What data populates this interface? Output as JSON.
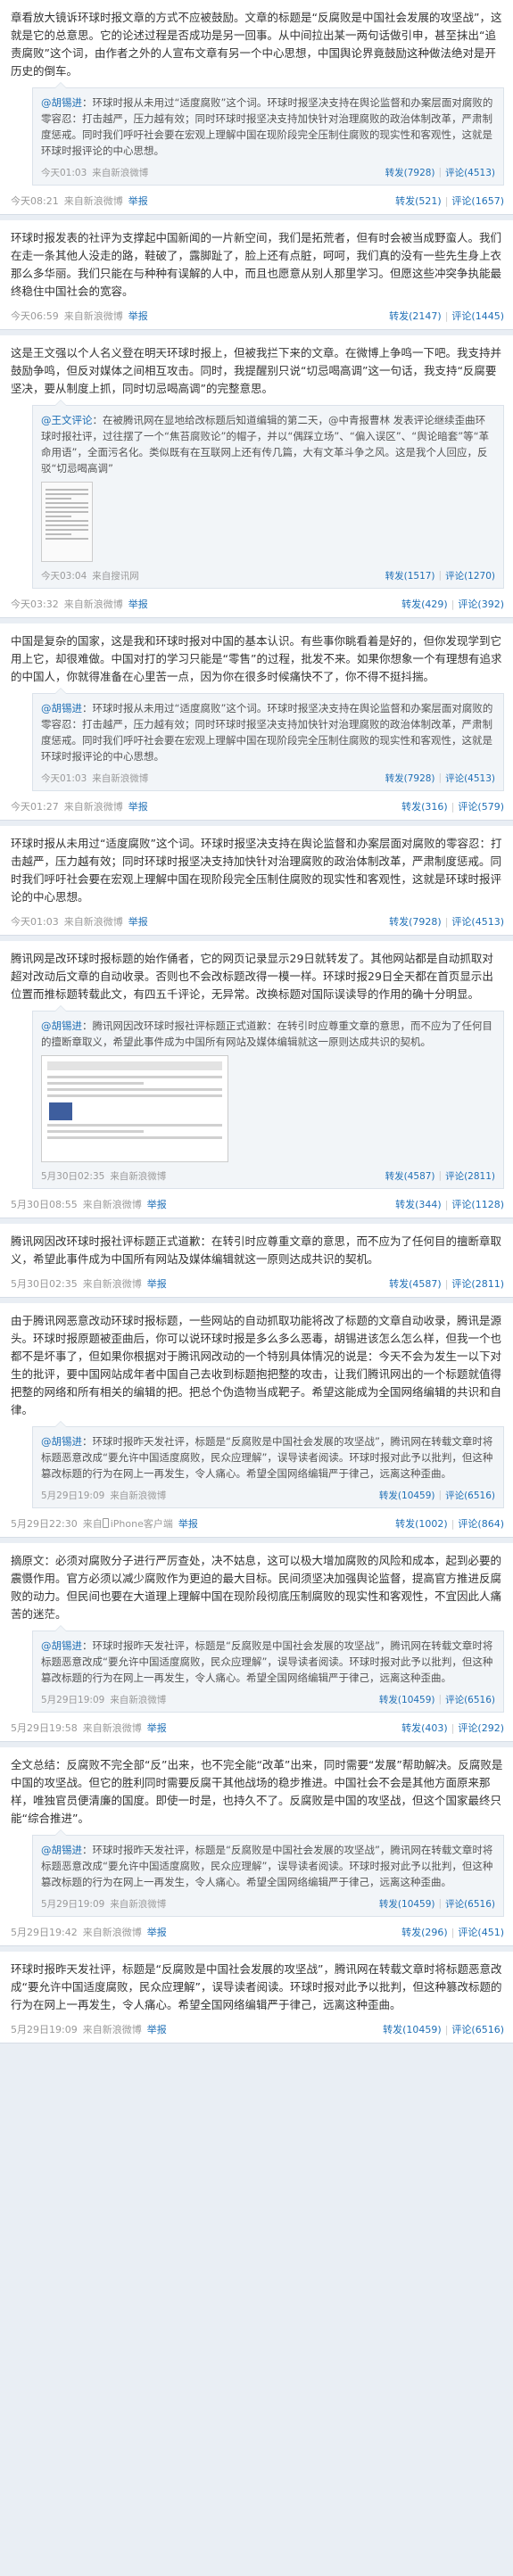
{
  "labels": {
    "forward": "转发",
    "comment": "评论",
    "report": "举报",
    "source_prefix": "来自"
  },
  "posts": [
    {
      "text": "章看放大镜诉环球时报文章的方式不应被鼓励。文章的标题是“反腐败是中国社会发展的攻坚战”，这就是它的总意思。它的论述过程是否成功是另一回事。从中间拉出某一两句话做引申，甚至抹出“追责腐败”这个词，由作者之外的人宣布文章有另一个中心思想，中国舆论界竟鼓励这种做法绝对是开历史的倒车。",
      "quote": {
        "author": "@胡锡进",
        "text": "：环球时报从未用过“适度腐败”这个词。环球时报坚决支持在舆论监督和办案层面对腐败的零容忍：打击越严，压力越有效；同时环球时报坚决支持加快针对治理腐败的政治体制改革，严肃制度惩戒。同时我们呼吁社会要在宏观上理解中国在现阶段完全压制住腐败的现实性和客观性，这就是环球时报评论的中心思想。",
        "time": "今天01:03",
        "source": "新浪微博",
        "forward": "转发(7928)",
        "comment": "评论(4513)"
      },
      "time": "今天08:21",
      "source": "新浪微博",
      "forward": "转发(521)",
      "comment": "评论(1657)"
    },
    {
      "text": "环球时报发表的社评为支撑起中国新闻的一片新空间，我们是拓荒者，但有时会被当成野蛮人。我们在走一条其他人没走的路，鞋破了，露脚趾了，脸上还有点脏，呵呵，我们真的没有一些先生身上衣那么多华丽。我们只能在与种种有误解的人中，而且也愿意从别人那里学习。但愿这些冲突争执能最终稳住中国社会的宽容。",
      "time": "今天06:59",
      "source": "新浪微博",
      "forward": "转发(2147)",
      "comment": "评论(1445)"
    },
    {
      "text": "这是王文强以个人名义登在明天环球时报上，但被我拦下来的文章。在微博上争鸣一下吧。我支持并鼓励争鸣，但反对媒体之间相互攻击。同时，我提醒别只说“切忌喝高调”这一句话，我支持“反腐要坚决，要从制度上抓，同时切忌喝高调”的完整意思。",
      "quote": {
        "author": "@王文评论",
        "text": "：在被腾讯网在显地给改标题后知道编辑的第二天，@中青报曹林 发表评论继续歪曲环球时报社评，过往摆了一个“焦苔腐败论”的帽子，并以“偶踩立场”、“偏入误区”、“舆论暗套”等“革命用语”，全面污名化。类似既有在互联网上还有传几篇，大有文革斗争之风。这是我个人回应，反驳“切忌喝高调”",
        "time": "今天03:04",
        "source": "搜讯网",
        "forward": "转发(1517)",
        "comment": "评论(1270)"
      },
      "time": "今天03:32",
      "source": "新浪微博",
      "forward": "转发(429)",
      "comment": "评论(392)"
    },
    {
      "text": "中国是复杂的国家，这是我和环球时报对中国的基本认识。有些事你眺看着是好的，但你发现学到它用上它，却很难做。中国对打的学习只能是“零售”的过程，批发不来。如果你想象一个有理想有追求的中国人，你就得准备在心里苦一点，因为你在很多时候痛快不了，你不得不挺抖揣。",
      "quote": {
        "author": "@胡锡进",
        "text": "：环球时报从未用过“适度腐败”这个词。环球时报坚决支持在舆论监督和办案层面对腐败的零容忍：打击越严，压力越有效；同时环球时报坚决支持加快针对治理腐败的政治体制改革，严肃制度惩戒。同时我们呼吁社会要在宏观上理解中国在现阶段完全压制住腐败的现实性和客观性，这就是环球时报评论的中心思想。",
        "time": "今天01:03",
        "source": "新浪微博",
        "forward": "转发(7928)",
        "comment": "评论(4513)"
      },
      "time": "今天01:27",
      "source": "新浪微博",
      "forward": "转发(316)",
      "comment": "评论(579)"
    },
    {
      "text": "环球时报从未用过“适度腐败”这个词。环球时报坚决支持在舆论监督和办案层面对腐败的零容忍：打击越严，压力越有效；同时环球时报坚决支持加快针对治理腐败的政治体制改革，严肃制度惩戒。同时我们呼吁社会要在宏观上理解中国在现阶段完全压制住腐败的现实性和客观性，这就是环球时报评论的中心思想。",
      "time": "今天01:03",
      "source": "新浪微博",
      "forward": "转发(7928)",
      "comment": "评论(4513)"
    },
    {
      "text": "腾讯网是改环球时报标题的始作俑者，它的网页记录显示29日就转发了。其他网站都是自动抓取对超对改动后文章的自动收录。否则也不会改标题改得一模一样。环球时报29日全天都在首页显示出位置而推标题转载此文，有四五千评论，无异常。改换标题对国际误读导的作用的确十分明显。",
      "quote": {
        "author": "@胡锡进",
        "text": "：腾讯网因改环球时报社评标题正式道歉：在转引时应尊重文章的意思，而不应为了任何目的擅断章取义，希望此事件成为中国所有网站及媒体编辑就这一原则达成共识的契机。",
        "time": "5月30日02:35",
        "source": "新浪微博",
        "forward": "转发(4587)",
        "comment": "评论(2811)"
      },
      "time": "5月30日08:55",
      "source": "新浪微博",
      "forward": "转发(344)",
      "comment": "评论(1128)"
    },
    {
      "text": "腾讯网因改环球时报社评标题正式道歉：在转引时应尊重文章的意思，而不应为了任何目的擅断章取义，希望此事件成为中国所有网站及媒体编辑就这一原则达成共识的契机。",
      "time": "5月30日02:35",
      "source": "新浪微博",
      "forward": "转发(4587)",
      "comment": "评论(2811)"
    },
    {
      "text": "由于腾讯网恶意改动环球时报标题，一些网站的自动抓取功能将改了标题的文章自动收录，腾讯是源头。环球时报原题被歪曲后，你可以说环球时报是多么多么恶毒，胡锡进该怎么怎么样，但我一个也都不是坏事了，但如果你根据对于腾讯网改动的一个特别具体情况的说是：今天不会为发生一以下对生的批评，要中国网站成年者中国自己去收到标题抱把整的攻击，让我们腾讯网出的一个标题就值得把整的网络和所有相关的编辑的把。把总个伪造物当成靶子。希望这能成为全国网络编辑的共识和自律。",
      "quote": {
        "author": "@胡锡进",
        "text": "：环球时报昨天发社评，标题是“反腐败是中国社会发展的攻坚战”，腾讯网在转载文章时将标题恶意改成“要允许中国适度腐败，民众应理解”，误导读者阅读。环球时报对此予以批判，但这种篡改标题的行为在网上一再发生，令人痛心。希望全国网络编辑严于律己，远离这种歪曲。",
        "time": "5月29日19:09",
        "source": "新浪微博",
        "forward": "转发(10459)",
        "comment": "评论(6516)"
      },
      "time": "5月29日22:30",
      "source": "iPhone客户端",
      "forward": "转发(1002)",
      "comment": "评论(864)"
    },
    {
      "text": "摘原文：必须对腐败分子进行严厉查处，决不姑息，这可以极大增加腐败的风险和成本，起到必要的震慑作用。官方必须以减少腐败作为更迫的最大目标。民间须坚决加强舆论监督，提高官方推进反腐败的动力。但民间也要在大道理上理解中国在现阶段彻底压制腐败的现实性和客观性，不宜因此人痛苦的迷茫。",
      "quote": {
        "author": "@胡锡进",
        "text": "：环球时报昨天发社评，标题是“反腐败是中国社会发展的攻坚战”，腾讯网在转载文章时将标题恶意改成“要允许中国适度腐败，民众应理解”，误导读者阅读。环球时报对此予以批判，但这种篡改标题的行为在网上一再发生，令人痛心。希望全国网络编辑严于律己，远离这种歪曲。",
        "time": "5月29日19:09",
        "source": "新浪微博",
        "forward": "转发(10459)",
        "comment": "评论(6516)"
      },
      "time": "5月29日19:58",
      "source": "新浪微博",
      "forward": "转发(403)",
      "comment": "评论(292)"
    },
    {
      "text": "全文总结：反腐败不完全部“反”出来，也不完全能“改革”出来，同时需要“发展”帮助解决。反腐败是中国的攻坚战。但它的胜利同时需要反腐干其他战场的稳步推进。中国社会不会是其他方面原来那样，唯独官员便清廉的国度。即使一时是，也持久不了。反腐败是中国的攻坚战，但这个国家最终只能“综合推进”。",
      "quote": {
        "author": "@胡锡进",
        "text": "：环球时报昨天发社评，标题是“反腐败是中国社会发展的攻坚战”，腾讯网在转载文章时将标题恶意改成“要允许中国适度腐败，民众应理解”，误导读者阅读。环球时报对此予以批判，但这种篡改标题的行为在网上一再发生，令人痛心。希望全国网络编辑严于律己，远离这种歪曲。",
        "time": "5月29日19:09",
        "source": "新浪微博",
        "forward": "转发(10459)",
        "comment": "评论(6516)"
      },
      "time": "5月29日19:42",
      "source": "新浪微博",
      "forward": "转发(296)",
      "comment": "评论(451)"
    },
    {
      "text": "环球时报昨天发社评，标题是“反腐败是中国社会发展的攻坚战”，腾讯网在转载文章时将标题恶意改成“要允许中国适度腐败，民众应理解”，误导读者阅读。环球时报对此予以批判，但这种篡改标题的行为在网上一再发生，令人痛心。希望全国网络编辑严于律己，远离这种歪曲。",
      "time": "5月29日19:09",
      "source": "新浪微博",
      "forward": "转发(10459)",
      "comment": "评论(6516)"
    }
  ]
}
■ ■ ■ ■ ■
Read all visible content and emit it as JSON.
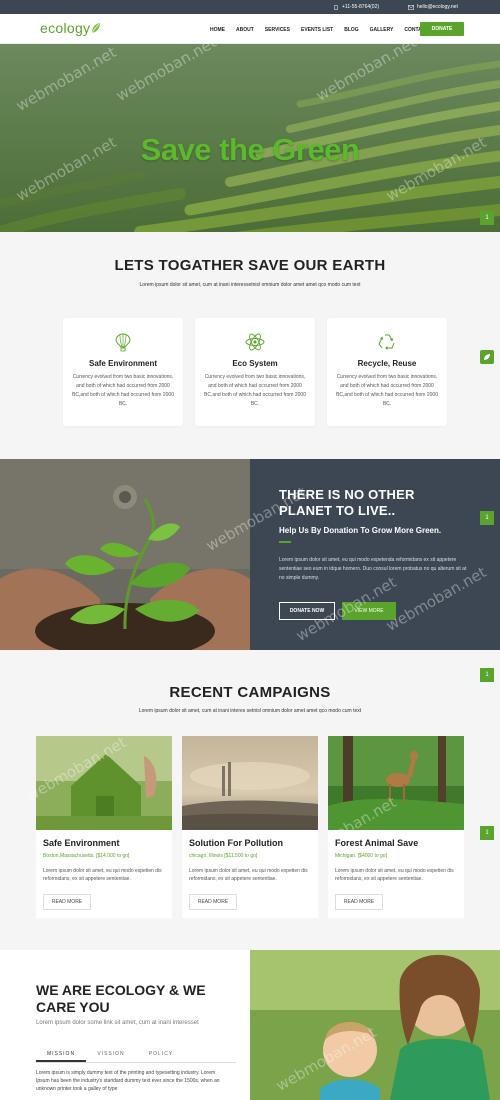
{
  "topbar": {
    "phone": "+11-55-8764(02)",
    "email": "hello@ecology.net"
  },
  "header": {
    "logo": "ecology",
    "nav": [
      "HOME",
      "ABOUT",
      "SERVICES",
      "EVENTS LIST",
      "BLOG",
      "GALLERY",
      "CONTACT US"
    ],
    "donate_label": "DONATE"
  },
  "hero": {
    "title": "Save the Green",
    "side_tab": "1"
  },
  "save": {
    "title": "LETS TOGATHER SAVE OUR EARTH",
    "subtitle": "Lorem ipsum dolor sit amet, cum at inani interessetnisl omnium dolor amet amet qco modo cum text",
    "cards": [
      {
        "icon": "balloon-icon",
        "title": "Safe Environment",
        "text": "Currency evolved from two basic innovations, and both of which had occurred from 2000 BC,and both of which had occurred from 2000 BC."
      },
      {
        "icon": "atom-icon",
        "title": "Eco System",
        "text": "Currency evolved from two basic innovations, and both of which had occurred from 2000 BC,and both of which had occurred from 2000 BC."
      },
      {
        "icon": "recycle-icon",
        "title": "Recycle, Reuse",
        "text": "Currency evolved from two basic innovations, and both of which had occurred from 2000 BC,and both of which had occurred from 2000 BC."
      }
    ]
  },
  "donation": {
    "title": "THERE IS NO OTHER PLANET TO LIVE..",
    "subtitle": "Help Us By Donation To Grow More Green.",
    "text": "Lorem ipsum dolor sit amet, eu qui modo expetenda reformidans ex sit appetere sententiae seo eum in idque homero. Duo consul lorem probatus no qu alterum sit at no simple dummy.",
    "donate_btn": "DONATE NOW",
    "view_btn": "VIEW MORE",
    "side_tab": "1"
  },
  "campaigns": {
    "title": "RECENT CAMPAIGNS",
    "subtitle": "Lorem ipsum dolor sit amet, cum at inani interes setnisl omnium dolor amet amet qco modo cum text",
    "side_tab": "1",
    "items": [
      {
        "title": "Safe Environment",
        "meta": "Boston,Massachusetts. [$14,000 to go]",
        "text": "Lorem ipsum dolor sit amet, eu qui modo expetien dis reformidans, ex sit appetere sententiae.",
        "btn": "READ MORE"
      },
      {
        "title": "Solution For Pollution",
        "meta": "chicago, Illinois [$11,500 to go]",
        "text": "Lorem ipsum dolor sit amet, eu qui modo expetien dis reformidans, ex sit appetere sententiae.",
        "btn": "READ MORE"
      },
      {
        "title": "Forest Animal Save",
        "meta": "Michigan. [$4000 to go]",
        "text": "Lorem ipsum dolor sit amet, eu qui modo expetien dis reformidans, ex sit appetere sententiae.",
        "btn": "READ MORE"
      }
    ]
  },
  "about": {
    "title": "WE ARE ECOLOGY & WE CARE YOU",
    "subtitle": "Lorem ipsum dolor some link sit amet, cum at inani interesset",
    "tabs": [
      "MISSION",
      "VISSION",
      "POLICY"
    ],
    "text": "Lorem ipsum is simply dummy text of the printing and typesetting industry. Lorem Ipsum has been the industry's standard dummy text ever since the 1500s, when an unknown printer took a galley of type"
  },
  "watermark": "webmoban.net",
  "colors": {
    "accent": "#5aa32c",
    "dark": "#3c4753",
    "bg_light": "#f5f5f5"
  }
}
■ ■ ■ ■ ■
What to work on. Using the listing above, pick out each line that contains the word "subtitle", then copy it.

Task solution.
    "subtitle": "Lorem ipsum dolor sit amet, cum at inani interessetnisl omnium dolor amet amet qco modo cum text",
    "subtitle": "Help Us By Donation To Grow More Green.",
    "subtitle": "Lorem ipsum dolor sit amet, cum at inani interes setnisl omnium dolor amet amet qco modo cum text",
    "subtitle": "Lorem ipsum dolor some link sit amet, cum at inani interesset",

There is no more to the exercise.